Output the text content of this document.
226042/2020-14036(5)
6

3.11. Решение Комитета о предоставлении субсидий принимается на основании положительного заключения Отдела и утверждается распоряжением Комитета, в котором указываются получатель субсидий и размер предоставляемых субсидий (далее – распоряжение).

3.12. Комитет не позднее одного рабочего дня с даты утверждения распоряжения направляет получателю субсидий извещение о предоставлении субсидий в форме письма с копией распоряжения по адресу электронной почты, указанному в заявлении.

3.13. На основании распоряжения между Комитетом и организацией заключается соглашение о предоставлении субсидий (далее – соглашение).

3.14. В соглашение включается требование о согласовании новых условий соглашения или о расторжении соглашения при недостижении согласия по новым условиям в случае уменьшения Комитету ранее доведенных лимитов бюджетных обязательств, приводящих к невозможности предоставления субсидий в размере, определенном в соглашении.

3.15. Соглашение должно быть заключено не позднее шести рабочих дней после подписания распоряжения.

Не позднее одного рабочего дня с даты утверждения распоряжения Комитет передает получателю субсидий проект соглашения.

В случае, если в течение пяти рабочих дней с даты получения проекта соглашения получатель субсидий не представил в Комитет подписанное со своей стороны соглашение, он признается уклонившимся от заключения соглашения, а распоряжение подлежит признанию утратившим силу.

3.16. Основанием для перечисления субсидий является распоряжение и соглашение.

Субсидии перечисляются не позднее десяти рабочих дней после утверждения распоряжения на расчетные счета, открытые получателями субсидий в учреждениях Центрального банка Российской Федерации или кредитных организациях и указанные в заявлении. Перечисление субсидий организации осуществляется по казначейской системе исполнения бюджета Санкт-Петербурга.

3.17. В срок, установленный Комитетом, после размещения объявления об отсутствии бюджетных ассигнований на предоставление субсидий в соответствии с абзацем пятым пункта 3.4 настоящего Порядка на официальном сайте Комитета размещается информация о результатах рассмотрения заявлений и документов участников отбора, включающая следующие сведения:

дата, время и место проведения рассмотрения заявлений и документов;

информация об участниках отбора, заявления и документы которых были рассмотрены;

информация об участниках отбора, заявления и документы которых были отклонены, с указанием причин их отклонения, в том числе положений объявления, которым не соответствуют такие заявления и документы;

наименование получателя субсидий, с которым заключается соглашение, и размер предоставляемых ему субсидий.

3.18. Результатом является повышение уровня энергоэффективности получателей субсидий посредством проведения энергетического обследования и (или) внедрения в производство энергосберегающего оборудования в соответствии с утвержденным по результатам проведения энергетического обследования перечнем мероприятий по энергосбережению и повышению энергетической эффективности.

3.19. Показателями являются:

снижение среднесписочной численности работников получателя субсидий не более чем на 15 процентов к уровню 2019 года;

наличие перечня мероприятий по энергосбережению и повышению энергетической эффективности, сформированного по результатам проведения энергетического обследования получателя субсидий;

* [Problem]: Copy the material above back out, exactly as written.

* [Correct output]:
Output the text content of this document.
226042/2020-14036(5)
6

3.11. Решение Комитета о предоставлении субсидий принимается на основании положительного заключения Отдела и утверждается распоряжением Комитета, в котором указываются получатель субсидий и размер предоставляемых субсидий (далее – распоряжение).

3.12. Комитет не позднее одного рабочего дня с даты утверждения распоряжения направляет получателю субсидий извещение о предоставлении субсидий в форме письма с копией распоряжения по адресу электронной почты, указанному в заявлении.

3.13. На основании распоряжения между Комитетом и организацией заключается соглашение о предоставлении субсидий (далее – соглашение).

3.14. В соглашение включается требование о согласовании новых условий соглашения или о расторжении соглашения при недостижении согласия по новым условиям в случае уменьшения Комитету ранее доведенных лимитов бюджетных обязательств, приводящих к невозможности предоставления субсидий в размере, определенном в соглашении.

3.15. Соглашение должно быть заключено не позднее шести рабочих дней после подписания распоряжения.

Не позднее одного рабочего дня с даты утверждения распоряжения Комитет передает получателю субсидий проект соглашения.

В случае, если в течение пяти рабочих дней с даты получения проекта соглашения получатель субсидий не представил в Комитет подписанное со своей стороны соглашение, он признается уклонившимся от заключения соглашения, а распоряжение подлежит признанию утратившим силу.

3.16. Основанием для перечисления субсидий является распоряжение и соглашение.

Субсидии перечисляются не позднее десяти рабочих дней после утверждения распоряжения на расчетные счета, открытые получателями субсидий в учреждениях Центрального банка Российской Федерации или кредитных организациях и указанные в заявлении. Перечисление субсидий организации осуществляется по казначейской системе исполнения бюджета Санкт-Петербурга.

3.17. В срок, установленный Комитетом, после размещения объявления об отсутствии бюджетных ассигнований на предоставление субсидий в соответствии с абзацем пятым пункта 3.4 настоящего Порядка на официальном сайте Комитета размещается информация о результатах рассмотрения заявлений и документов участников отбора, включающая следующие сведения:

дата, время и место проведения рассмотрения заявлений и документов;

информация об участниках отбора, заявления и документы которых были рассмотрены;

информация об участниках отбора, заявления и документы которых были отклонены, с указанием причин их отклонения, в том числе положений объявления, которым не соответствуют такие заявления и документы;

наименование получателя субсидий, с которым заключается соглашение, и размер предоставляемых ему субсидий.

3.18. Результатом является повышение уровня энергоэффективности получателей субсидий посредством проведения энергетического обследования и (или) внедрения в производство энергосберегающего оборудования в соответствии с утвержденным по результатам проведения энергетического обследования перечнем мероприятий по энергосбережению и повышению энергетической эффективности.

3.19. Показателями являются:

снижение среднесписочной численности работников получателя субсидий не более чем на 15 процентов к уровню 2019 года;

наличие перечня мероприятий по энергосбережению и повышению энергетической эффективности, сформированного по результатам проведения энергетического обследования получателя субсидий;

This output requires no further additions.